RECORDS FOR THIS EXERCISE
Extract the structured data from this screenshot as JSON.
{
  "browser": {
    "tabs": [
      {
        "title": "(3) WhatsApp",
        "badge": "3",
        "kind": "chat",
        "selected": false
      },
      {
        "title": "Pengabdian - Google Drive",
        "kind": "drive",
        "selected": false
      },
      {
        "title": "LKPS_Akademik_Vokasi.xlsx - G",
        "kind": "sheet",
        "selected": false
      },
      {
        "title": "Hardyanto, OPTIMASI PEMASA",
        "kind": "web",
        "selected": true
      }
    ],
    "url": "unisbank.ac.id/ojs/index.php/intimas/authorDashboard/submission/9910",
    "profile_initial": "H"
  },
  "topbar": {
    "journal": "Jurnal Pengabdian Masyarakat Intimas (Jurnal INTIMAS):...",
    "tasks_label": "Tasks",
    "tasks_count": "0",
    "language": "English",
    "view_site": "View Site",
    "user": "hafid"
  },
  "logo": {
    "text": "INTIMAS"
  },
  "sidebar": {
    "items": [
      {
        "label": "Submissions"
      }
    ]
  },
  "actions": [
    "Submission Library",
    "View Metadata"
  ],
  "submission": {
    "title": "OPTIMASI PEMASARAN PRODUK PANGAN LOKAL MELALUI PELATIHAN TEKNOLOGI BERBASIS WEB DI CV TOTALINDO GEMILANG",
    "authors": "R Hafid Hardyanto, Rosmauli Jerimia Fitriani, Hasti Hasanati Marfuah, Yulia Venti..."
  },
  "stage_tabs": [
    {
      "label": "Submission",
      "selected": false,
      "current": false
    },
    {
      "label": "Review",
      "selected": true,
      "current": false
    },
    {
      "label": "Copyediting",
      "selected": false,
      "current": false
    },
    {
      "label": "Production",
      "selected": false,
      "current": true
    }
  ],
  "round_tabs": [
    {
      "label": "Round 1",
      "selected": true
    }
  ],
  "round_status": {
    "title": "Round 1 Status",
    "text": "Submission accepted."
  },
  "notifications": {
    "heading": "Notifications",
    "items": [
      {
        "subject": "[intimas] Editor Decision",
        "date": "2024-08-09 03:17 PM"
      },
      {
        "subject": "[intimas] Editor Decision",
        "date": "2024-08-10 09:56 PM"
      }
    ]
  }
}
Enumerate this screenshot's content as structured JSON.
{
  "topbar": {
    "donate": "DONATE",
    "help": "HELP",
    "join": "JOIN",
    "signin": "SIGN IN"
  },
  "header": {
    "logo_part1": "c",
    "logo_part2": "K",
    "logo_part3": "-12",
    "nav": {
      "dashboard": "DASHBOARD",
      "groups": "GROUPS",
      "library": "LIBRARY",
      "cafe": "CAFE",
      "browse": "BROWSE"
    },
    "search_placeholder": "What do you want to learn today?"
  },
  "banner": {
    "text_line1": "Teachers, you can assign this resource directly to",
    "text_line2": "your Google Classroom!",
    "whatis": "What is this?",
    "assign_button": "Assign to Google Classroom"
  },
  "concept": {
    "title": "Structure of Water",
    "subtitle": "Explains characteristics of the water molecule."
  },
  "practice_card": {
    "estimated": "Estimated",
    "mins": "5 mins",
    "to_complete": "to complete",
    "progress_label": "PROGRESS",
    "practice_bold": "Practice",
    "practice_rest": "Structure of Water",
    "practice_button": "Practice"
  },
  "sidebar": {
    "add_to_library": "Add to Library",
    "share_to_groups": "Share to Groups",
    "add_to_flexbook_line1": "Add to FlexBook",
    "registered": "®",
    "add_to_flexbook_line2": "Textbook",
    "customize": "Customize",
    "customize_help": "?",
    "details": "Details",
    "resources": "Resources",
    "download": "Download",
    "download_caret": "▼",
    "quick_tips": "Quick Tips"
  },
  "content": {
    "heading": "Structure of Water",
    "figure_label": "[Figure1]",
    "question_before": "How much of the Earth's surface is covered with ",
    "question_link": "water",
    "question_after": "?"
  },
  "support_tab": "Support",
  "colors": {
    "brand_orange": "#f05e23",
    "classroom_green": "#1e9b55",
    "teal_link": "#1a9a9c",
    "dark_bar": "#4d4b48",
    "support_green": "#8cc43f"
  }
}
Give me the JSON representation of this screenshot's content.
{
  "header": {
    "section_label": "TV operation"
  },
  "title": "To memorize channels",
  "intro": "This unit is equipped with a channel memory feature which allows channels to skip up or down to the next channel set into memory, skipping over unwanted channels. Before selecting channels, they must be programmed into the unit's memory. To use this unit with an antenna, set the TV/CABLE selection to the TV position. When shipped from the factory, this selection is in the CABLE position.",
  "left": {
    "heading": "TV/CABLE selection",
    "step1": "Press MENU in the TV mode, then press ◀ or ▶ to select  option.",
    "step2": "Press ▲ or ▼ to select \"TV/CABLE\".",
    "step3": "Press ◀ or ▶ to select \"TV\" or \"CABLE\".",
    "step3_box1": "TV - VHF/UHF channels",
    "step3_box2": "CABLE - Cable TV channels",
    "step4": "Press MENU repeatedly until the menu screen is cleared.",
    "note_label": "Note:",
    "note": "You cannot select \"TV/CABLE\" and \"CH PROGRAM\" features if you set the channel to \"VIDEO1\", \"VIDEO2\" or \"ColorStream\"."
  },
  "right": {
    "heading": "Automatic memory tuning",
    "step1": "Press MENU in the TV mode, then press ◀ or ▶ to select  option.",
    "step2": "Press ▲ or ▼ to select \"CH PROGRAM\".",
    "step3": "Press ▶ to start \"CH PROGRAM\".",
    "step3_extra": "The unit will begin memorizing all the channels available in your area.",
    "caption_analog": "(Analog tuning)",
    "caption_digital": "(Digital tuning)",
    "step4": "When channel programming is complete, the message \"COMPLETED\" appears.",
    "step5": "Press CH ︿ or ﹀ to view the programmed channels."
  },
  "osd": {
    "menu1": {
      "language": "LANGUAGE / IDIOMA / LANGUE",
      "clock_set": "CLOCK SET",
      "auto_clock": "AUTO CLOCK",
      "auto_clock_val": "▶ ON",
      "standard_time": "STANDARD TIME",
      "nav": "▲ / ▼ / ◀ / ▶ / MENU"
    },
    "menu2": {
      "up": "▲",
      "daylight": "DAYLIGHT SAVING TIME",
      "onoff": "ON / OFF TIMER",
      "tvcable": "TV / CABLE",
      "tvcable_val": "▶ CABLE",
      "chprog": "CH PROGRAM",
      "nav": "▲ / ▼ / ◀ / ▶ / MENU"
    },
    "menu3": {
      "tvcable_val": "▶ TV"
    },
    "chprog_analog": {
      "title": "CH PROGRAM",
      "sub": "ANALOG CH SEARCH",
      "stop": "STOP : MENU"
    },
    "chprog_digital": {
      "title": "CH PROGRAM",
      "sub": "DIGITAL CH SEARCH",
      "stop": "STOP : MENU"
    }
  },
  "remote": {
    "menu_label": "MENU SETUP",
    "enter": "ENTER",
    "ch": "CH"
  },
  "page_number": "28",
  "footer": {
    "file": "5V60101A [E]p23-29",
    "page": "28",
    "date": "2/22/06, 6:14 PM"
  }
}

DIRECTIONS
Type the whole listing again, unaltered.

SOLUTION TO THE PROBLEM
Extract the structured data from this screenshot as JSON.
{
  "browser": {
    "tabs": [
      {
        "title": "(3) WhatsApp",
        "badge": "3",
        "kind": "chat",
        "selected": false
      },
      {
        "title": "Pengabdian - Google Drive",
        "kind": "drive",
        "selected": false
      },
      {
        "title": "LKPS_Akademik_Vokasi.xlsx - G",
        "kind": "sheet",
        "selected": false
      },
      {
        "title": "Hardyanto, OPTIMASI PEMASA",
        "kind": "web",
        "selected": true
      }
    ],
    "url": "unisbank.ac.id/ojs/index.php/intimas/authorDashboard/submission/9910",
    "profile_initial": "H"
  },
  "topbar": {
    "journal": "Jurnal Pengabdian Masyarakat Intimas (Jurnal INTIMAS):...",
    "tasks_label": "Tasks",
    "tasks_count": "0",
    "language": "English",
    "view_site": "View Site",
    "user": "hafid"
  },
  "logo": {
    "text": "INTIMAS"
  },
  "sidebar": {
    "items": [
      {
        "label": "Submissions"
      }
    ]
  },
  "actions": [
    "Submission Library",
    "View Metadata"
  ],
  "submission": {
    "title": "OPTIMASI PEMASARAN PRODUK PANGAN LOKAL MELALUI PELATIHAN TEKNOLOGI BERBASIS WEB DI CV TOTALINDO GEMILANG",
    "authors": "R Hafid Hardyanto, Rosmauli Jerimia Fitriani, Hasti Hasanati Marfuah, Yulia Venti..."
  },
  "stage_tabs": [
    {
      "label": "Submission",
      "selected": false,
      "current": false
    },
    {
      "label": "Review",
      "selected": true,
      "current": false
    },
    {
      "label": "Copyediting",
      "selected": false,
      "current": false
    },
    {
      "label": "Production",
      "selected": false,
      "current": true
    }
  ],
  "round_tabs": [
    {
      "label": "Round 1",
      "selected": true
    }
  ],
  "round_status": {
    "title": "Round 1 Status",
    "text": "Submission accepted."
  },
  "notifications": {
    "heading": "Notifications",
    "items": [
      {
        "subject": "[intimas] Editor Decision",
        "date": "2024-08-09 03:17 PM"
      },
      {
        "subject": "[intimas] Editor Decision",
        "date": "2024-08-10 09:56 PM"
      }
    ]
  }
}
Enumerate this screenshot's content as structured JSON.
{
  "topbar": {
    "donate": "DONATE",
    "help": "HELP",
    "join": "JOIN",
    "signin": "SIGN IN"
  },
  "header": {
    "logo_part1": "c",
    "logo_part2": "K",
    "logo_part3": "-12",
    "nav": {
      "dashboard": "DASHBOARD",
      "groups": "GROUPS",
      "library": "LIBRARY",
      "cafe": "CAFE",
      "browse": "BROWSE"
    },
    "search_placeholder": "What do you want to learn today?"
  },
  "banner": {
    "text_line1": "Teachers, you can assign this resource directly to",
    "text_line2": "your Google Classroom!",
    "whatis": "What is this?",
    "assign_button": "Assign to Google Classroom"
  },
  "concept": {
    "title": "Structure of Water",
    "subtitle": "Explains characteristics of the water molecule."
  },
  "practice_card": {
    "estimated": "Estimated",
    "mins": "5 mins",
    "to_complete": "to complete",
    "progress_label": "PROGRESS",
    "practice_bold": "Practice",
    "practice_rest": "Structure of Water",
    "practice_button": "Practice"
  },
  "sidebar": {
    "add_to_library": "Add to Library",
    "share_to_groups": "Share to Groups",
    "add_to_flexbook_line1": "Add to FlexBook",
    "registered": "®",
    "add_to_flexbook_line2": "Textbook",
    "customize": "Customize",
    "customize_help": "?",
    "details": "Details",
    "resources": "Resources",
    "download": "Download",
    "download_caret": "▼",
    "quick_tips": "Quick Tips"
  },
  "content": {
    "heading": "Structure of Water",
    "figure_label": "[Figure1]",
    "question_before": "How much of the Earth's surface is covered with ",
    "question_link": "water",
    "question_after": "?"
  },
  "support_tab": "Support",
  "colors": {
    "brand_orange": "#f05e23",
    "classroom_green": "#1e9b55",
    "teal_link": "#1a9a9c",
    "dark_bar": "#4d4b48",
    "support_green": "#8cc43f"
  }
}
Give me the JSON representation of this screenshot's content.
{
  "header": {
    "section_label": "TV operation"
  },
  "title": "To memorize channels",
  "intro": "This unit is equipped with a channel memory feature which allows channels to skip up or down to the next channel set into memory, skipping over unwanted channels. Before selecting channels, they must be programmed into the unit's memory. To use this unit with an antenna, set the TV/CABLE selection to the TV position. When shipped from the factory, this selection is in the CABLE position.",
  "left": {
    "heading": "TV/CABLE selection",
    "step1": "Press MENU in the TV mode, then press ◀ or ▶ to select  option.",
    "step2": "Press ▲ or ▼ to select \"TV/CABLE\".",
    "step3": "Press ◀ or ▶ to select \"TV\" or \"CABLE\".",
    "step3_box1": "TV - VHF/UHF channels",
    "step3_box2": "CABLE - Cable TV channels",
    "step4": "Press MENU repeatedly until the menu screen is cleared.",
    "note_label": "Note:",
    "note": "You cannot select \"TV/CABLE\" and \"CH PROGRAM\" features if you set the channel to \"VIDEO1\", \"VIDEO2\" or \"ColorStream\"."
  },
  "right": {
    "heading": "Automatic memory tuning",
    "step1": "Press MENU in the TV mode, then press ◀ or ▶ to select  option.",
    "step2": "Press ▲ or ▼ to select \"CH PROGRAM\".",
    "step3": "Press ▶ to start \"CH PROGRAM\".",
    "step3_extra": "The unit will begin memorizing all the channels available in your area.",
    "caption_analog": "(Analog tuning)",
    "caption_digital": "(Digital tuning)",
    "step4": "When channel programming is complete, the message \"COMPLETED\" appears.",
    "step5": "Press CH ︿ or ﹀ to view the programmed channels."
  },
  "osd": {
    "menu1": {
      "language": "LANGUAGE / IDIOMA / LANGUE",
      "clock_set": "CLOCK SET",
      "auto_clock": "AUTO CLOCK",
      "auto_clock_val": "▶ ON",
      "standard_time": "STANDARD TIME",
      "nav": "▲ / ▼ / ◀ / ▶ / MENU"
    },
    "menu2": {
      "up": "▲",
      "daylight": "DAYLIGHT SAVING TIME",
      "onoff": "ON / OFF TIMER",
      "tvcable": "TV / CABLE",
      "tvcable_val": "▶ CABLE",
      "chprog": "CH PROGRAM",
      "nav": "▲ / ▼ / ◀ / ▶ / MENU"
    },
    "menu3": {
      "tvcable_val": "▶ TV"
    },
    "chprog_analog": {
      "title": "CH PROGRAM",
      "sub": "ANALOG CH SEARCH",
      "stop": "STOP : MENU"
    },
    "chprog_digital": {
      "title": "CH PROGRAM",
      "sub": "DIGITAL CH SEARCH",
      "stop": "STOP : MENU"
    }
  },
  "remote": {
    "menu_label": "MENU SETUP",
    "enter": "ENTER",
    "ch": "CH"
  },
  "page_number": "28",
  "footer": {
    "file": "5V60101A [E]p23-29",
    "page": "28",
    "date": "2/22/06, 6:14 PM"
  }
}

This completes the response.